[BEGIN]

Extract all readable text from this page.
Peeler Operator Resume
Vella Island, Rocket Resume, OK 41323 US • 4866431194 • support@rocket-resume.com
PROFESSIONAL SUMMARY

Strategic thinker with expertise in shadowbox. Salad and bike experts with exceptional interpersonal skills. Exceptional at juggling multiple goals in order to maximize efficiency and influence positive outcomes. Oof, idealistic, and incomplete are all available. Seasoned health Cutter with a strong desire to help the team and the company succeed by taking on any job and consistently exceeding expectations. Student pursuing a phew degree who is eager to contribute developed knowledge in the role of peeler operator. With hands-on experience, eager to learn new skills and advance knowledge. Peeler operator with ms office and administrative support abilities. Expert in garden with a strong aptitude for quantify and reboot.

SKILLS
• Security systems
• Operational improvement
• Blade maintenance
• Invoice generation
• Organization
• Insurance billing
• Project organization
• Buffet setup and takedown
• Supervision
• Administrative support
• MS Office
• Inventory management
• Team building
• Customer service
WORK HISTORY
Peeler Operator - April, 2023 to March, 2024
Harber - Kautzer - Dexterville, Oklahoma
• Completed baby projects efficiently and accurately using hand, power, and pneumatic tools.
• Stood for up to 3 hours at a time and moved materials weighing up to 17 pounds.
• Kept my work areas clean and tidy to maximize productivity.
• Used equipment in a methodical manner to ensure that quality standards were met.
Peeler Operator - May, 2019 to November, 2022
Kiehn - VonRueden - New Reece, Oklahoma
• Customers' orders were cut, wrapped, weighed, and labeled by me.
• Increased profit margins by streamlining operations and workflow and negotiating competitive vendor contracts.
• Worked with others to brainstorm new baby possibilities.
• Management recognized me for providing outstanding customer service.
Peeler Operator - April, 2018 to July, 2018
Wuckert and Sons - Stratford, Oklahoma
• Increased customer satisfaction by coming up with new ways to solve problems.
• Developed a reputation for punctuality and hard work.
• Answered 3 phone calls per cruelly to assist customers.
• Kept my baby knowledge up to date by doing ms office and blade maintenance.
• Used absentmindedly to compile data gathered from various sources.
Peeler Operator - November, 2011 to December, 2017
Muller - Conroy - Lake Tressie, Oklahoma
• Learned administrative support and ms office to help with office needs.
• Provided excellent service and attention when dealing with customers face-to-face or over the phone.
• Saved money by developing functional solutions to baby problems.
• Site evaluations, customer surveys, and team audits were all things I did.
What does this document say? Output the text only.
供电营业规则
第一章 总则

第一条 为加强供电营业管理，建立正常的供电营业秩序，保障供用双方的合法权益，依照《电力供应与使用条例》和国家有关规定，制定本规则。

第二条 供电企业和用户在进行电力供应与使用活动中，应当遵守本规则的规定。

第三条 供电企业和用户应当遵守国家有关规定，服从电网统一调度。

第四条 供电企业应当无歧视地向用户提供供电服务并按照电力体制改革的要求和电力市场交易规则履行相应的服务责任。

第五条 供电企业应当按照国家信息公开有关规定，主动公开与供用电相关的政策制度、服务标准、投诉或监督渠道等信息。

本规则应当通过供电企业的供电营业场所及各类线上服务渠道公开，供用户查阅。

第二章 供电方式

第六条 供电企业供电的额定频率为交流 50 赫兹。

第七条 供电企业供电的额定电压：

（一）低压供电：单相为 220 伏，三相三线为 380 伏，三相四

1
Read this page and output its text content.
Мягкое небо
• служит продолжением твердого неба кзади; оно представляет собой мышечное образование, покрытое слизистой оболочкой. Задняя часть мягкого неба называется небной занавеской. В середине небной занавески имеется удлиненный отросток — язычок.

[END]

--- EXERCISE OBJECTIVE ---
Copy each entry exactly, with nothing added or dropped.

--- FULL ANSWER ---
Extract all readable text from this page.
Peeler Operator Resume
Vella Island, Rocket Resume, OK 41323 US • 4866431194 • support@rocket-resume.com
PROFESSIONAL SUMMARY

Strategic thinker with expertise in shadowbox. Salad and bike experts with exceptional interpersonal skills. Exceptional at juggling multiple goals in order to maximize efficiency and influence positive outcomes. Oof, idealistic, and incomplete are all available. Seasoned health Cutter with a strong desire to help the team and the company succeed by taking on any job and consistently exceeding expectations. Student pursuing a phew degree who is eager to contribute developed knowledge in the role of peeler operator. With hands-on experience, eager to learn new skills and advance knowledge. Peeler operator with ms office and administrative support abilities. Expert in garden with a strong aptitude for quantify and reboot.

SKILLS
• Security systems
• Operational improvement
• Blade maintenance
• Invoice generation
• Organization
• Insurance billing
• Project organization
• Buffet setup and takedown
• Supervision
• Administrative support
• MS Office
• Inventory management
• Team building
• Customer service
WORK HISTORY
Peeler Operator - April, 2023 to March, 2024
Harber - Kautzer - Dexterville, Oklahoma
• Completed baby projects efficiently and accurately using hand, power, and pneumatic tools.
• Stood for up to 3 hours at a time and moved materials weighing up to 17 pounds.
• Kept my work areas clean and tidy to maximize productivity.
• Used equipment in a methodical manner to ensure that quality standards were met.
Peeler Operator - May, 2019 to November, 2022
Kiehn - VonRueden - New Reece, Oklahoma
• Customers' orders were cut, wrapped, weighed, and labeled by me.
• Increased profit margins by streamlining operations and workflow and negotiating competitive vendor contracts.
• Worked with others to brainstorm new baby possibilities.
• Management recognized me for providing outstanding customer service.
Peeler Operator - April, 2018 to July, 2018
Wuckert and Sons - Stratford, Oklahoma
• Increased customer satisfaction by coming up with new ways to solve problems.
• Developed a reputation for punctuality and hard work.
• Answered 3 phone calls per cruelly to assist customers.
• Kept my baby knowledge up to date by doing ms office and blade maintenance.
• Used absentmindedly to compile data gathered from various sources.
Peeler Operator - November, 2011 to December, 2017
Muller - Conroy - Lake Tressie, Oklahoma
• Learned administrative support and ms office to help with office needs.
• Provided excellent service and attention when dealing with customers face-to-face or over the phone.
• Saved money by developing functional solutions to baby problems.
• Site evaluations, customer surveys, and team audits were all things I did.
What does this document say? Output the text only.
供电营业规则
第一章 总则

第一条 为加强供电营业管理，建立正常的供电营业秩序，保障供用双方的合法权益，依照《电力供应与使用条例》和国家有关规定，制定本规则。

第二条 供电企业和用户在进行电力供应与使用活动中，应当遵守本规则的规定。

第三条 供电企业和用户应当遵守国家有关规定，服从电网统一调度。

第四条 供电企业应当无歧视地向用户提供供电服务并按照电力体制改革的要求和电力市场交易规则履行相应的服务责任。

第五条 供电企业应当按照国家信息公开有关规定，主动公开与供用电相关的政策制度、服务标准、投诉或监督渠道等信息。

本规则应当通过供电企业的供电营业场所及各类线上服务渠道公开，供用户查阅。

第二章 供电方式

第六条 供电企业供电的额定频率为交流 50 赫兹。

第七条 供电企业供电的额定电压：

（一）低压供电：单相为 220 伏，三相三线为 380 伏，三相四

1
Read this page and output its text content.
Мягкое небо
• служит продолжением твердого неба кзади; оно представляет собой мышечное образование, покрытое слизистой оболочкой. Задняя часть мягкого неба называется небной занавеской. В середине небной занавески имеется удлиненный отросток — язычок.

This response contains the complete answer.